- [Written request]:
State how many lines of the records contain the string "retractor". Answer with the number only.

- [Given records]:
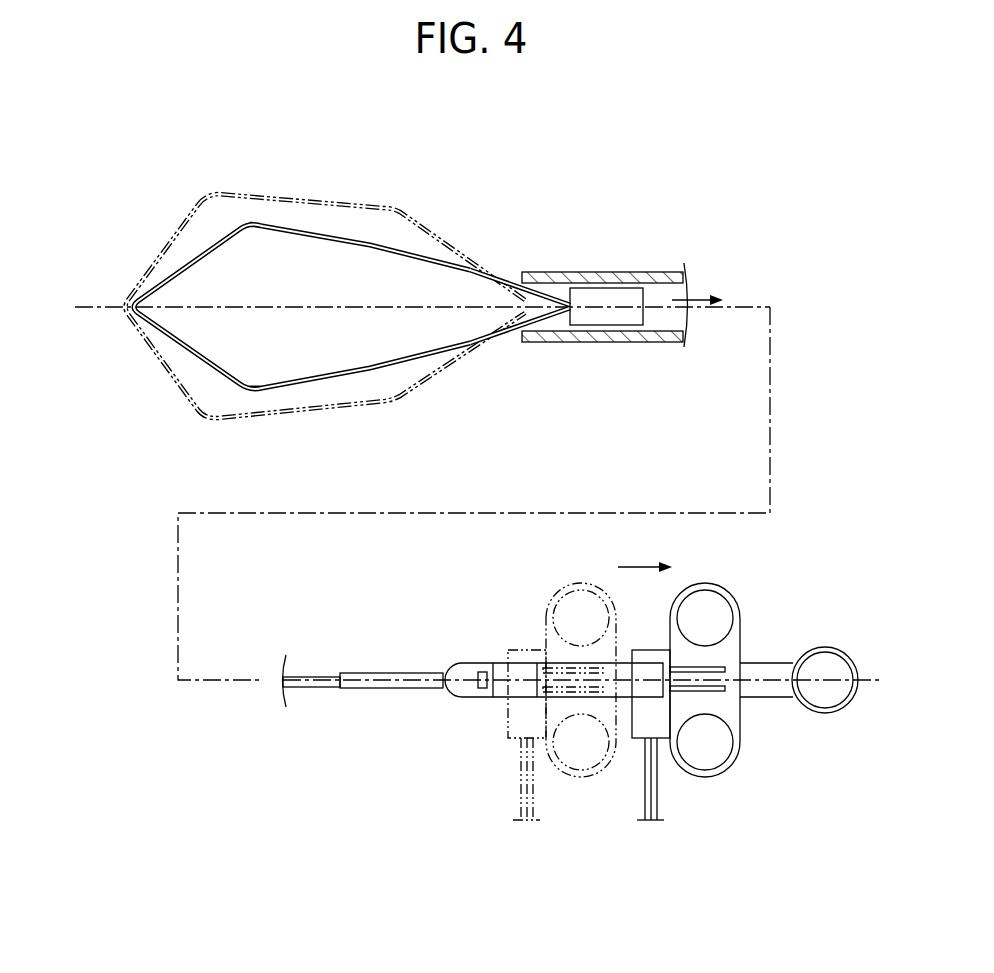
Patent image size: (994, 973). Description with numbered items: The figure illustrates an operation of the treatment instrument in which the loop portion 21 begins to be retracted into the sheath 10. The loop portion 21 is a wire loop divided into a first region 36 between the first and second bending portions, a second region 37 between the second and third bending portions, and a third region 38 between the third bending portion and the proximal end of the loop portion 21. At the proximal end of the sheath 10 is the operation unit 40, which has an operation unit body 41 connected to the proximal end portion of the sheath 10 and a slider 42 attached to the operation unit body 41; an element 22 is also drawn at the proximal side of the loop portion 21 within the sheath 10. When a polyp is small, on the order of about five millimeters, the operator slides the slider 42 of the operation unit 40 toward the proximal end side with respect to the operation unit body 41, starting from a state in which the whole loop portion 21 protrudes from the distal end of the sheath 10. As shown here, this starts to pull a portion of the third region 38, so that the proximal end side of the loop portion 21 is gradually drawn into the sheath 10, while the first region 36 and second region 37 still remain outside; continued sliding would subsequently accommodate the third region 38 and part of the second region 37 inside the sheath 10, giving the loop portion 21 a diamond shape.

The sheath 10 is at (657, 272).
The loop portion 21 is at (337, 289).
The connecting member 22 is at (673, 313).
The first region 36 is at (187, 262).
The second region 37 is at (303, 232).
The third region 38 is at (463, 260).
The operation unit 40 is at (724, 673).
The operation unit body 41 is at (777, 665).
The slider 42 is at (705, 777).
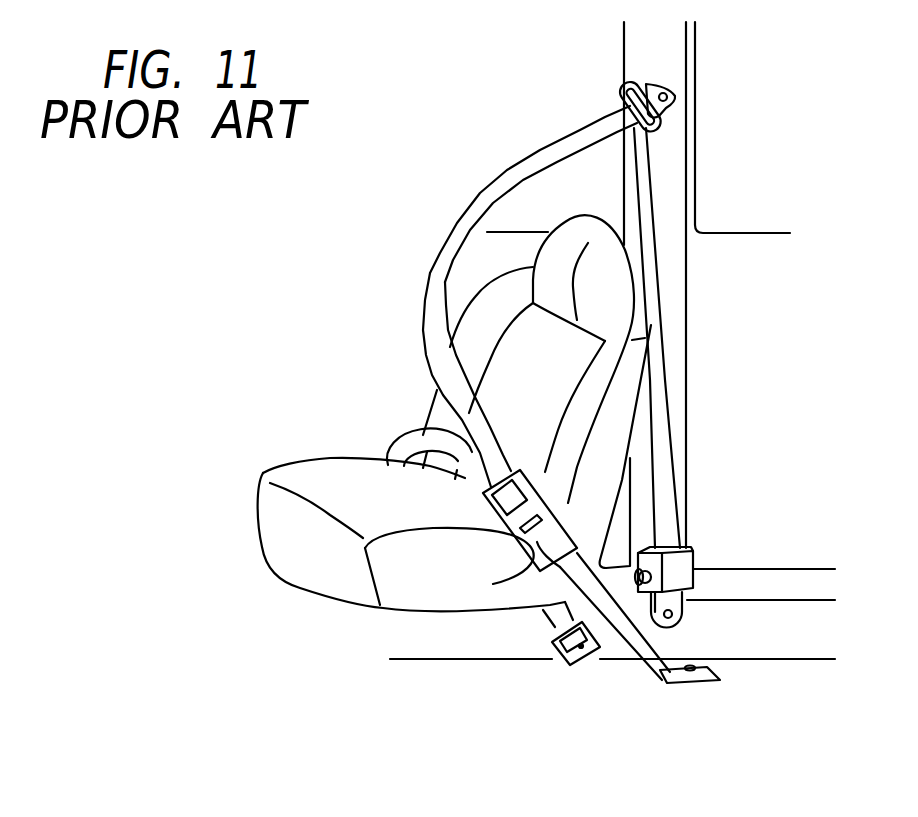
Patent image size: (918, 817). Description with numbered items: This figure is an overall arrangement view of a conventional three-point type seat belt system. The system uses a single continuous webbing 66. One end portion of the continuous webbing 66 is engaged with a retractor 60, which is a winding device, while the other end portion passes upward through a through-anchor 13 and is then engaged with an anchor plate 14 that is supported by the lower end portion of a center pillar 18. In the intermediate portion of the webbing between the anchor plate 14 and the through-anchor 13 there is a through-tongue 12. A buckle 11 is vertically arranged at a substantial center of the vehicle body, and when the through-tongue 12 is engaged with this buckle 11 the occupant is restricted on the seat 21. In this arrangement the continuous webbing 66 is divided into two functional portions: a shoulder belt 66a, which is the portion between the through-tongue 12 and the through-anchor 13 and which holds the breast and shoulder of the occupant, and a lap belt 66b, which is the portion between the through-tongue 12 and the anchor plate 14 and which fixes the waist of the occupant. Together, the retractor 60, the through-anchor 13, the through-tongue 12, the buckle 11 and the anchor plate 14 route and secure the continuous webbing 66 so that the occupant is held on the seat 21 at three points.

The continuous webbing 66 is at (507, 167).
The shoulder belt 66a is at (433, 272).
The lap belt 66b is at (412, 440).
The through-anchor 13 is at (660, 128).
The center pillar 18 is at (668, 196).
The seat 21 is at (325, 493).
The through-tongue 12 is at (480, 495).
The buckle 11 is at (517, 567).
The retractor 60 is at (672, 578).
The anchor plate 14 is at (580, 648).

- [Response below]:
2